▶ **WRITTEN EXERCISE**: Give the number of lines below that contain the word "SDTVAR", and nothing else.

▶ **ENTRIES**:
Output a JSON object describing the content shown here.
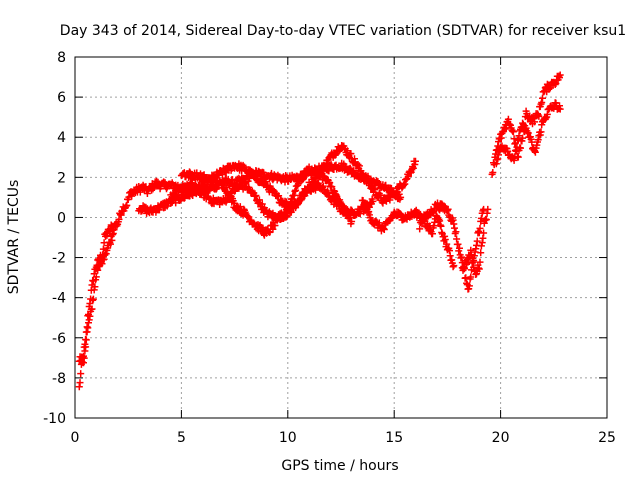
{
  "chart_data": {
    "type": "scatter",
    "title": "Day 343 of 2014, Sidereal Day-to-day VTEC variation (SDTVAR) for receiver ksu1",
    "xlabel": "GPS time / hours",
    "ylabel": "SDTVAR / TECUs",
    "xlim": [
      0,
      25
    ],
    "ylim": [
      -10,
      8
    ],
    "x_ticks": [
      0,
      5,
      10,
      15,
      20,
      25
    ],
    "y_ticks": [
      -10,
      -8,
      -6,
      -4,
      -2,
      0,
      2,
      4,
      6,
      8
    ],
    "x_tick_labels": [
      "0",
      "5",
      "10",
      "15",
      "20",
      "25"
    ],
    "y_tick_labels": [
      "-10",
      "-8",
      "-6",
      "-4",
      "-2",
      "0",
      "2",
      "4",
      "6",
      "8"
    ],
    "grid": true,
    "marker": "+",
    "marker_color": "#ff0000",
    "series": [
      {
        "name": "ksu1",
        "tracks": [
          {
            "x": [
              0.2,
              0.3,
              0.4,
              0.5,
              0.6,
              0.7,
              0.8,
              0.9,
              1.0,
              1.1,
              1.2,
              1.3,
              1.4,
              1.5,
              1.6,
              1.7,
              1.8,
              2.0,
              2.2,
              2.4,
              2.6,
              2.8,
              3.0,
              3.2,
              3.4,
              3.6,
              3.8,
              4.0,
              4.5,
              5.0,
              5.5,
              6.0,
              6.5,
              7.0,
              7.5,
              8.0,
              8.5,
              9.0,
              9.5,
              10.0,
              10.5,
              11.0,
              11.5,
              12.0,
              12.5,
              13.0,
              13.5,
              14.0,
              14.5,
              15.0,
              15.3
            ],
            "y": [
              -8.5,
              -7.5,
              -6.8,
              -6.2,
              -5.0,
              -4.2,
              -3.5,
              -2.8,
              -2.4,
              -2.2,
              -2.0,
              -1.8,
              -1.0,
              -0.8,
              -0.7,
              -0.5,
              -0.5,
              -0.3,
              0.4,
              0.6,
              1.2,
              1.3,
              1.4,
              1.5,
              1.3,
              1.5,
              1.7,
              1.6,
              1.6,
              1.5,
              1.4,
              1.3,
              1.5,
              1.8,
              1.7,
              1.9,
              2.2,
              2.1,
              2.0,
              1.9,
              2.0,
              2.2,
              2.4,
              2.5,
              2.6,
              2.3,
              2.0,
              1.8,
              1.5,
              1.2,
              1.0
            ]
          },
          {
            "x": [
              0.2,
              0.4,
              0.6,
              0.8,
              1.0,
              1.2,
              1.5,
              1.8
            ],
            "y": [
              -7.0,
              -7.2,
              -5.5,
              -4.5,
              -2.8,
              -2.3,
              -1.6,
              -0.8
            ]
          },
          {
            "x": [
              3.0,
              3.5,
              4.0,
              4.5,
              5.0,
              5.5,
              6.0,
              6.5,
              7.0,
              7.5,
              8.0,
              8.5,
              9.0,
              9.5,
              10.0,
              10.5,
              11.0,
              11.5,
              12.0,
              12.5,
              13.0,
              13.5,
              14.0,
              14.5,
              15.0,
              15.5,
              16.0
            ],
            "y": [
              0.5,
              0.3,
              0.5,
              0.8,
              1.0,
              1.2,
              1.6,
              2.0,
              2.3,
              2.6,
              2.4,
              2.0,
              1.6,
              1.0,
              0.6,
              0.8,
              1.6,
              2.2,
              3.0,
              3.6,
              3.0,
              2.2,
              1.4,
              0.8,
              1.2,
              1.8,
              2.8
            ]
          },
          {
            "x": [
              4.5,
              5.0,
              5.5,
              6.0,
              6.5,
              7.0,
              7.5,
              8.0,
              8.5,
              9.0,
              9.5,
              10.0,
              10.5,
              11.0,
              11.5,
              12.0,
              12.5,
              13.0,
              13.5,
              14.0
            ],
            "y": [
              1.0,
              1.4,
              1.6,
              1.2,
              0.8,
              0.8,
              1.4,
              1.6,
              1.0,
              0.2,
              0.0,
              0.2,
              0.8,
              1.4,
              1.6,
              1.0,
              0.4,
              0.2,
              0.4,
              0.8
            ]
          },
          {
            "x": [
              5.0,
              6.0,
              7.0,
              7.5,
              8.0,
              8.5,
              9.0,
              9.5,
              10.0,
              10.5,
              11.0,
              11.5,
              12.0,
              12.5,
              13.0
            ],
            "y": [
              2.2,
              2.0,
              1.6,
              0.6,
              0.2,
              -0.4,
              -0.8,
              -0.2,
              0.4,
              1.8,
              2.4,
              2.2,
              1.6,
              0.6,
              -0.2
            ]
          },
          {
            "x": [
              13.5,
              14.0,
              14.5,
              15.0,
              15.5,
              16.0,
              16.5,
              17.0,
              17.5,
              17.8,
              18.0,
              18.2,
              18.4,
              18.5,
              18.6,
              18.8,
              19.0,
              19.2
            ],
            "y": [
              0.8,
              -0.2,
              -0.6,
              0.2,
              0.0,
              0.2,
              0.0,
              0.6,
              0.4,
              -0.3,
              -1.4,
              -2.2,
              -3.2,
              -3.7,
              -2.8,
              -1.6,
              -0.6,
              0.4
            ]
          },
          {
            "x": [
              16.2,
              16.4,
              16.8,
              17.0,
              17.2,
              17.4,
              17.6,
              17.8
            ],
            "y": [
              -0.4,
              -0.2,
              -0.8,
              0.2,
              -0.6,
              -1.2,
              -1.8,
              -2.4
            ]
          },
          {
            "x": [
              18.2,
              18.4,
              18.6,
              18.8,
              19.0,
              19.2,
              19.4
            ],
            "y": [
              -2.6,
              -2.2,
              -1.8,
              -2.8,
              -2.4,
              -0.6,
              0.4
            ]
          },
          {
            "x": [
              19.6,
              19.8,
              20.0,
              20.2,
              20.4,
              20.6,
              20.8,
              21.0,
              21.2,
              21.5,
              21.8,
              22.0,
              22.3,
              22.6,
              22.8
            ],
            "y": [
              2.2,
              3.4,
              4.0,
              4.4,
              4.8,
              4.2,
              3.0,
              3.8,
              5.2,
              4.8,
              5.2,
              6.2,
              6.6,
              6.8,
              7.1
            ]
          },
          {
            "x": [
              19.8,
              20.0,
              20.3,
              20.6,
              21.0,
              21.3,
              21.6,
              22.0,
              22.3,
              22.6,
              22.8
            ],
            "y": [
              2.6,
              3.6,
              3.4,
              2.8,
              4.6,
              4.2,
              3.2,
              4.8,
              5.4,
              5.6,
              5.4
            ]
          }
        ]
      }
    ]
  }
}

▶ **THE OUTPUT**: 2